■ **PROBLEM DESCRIPTION**:
Write out all of the entries exactly as given.

■ **INFORMATION GIVEN**:
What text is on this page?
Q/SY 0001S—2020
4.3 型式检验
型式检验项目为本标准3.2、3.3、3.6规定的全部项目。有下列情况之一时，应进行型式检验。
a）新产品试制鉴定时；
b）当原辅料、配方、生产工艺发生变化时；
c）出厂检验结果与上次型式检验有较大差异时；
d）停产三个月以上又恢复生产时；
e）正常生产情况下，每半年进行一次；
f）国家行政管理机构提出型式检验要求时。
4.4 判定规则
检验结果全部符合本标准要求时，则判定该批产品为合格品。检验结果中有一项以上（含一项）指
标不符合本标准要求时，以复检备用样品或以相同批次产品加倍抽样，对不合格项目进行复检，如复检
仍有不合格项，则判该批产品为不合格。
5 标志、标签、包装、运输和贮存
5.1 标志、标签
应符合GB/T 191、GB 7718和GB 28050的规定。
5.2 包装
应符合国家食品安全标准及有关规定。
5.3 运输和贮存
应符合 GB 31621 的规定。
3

■ **RESULT**:
What text is on this page?
Q/SY 0001S—2020
4.3 型式检验
型式检验项目为本标准3.2、3.3、3.6规定的全部项目。有下列情况之一时，应进行型式检验。
a）新产品试制鉴定时；
b）当原辅料、配方、生产工艺发生变化时；
c）出厂检验结果与上次型式检验有较大差异时；
d）停产三个月以上又恢复生产时；
e）正常生产情况下，每半年进行一次；
f）国家行政管理机构提出型式检验要求时。
4.4 判定规则
检验结果全部符合本标准要求时，则判定该批产品为合格品。检验结果中有一项以上（含一项）指
标不符合本标准要求时，以复检备用样品或以相同批次产品加倍抽样，对不合格项目进行复检，如复检
仍有不合格项，则判该批产品为不合格。
5 标志、标签、包装、运输和贮存
5.1 标志、标签
应符合GB/T 191、GB 7718和GB 28050的规定。
5.2 包装
应符合国家食品安全标准及有关规定。
5.3 运输和贮存
应符合 GB 31621 的规定。
3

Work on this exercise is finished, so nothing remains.